(Records from a collection of figures)
[Begin]

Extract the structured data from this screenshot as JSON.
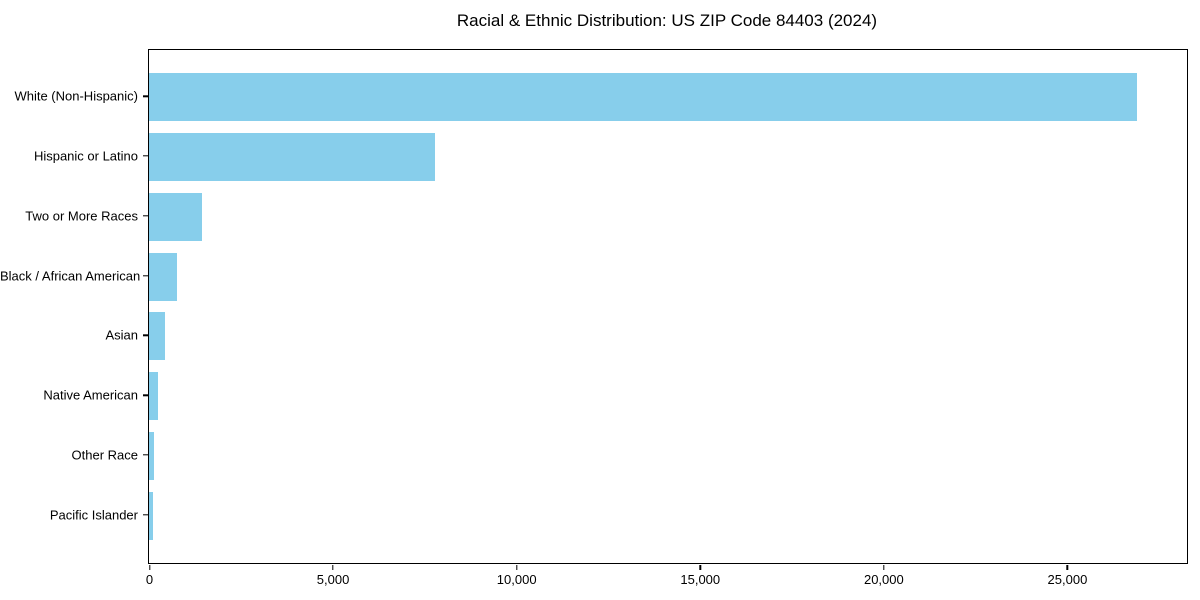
{
  "title": "Racial & Ethnic Distribution: US ZIP Code 84403 (2024)",
  "chart_data": {
    "type": "bar",
    "orientation": "horizontal",
    "title": "Racial & Ethnic Distribution: US ZIP Code 84403 (2024)",
    "categories": [
      "White (Non-Hispanic)",
      "Hispanic or Latino",
      "Two or More Races",
      "Black / African American",
      "Asian",
      "Native American",
      "Other Race",
      "Pacific Islander"
    ],
    "values": [
      26900,
      7800,
      1430,
      760,
      435,
      245,
      140,
      115
    ],
    "xlabel": "",
    "ylabel": "",
    "xlim": [
      0,
      28270
    ],
    "x_ticks": [
      0,
      5000,
      10000,
      15000,
      20000,
      25000
    ],
    "x_tick_labels": [
      "0",
      "5,000",
      "10,000",
      "15,000",
      "20,000",
      "25,000"
    ],
    "grid": false,
    "legend": null,
    "bar_color": "#87CEEB",
    "background_color": "#ffffff",
    "spine_color": "#000000",
    "text_color": "#000000"
  }
}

[End]

**Exercise directions**
Tally the lines in the entries above that hold the word "Code". Reply with nothing but that count.

**Problem solution**
2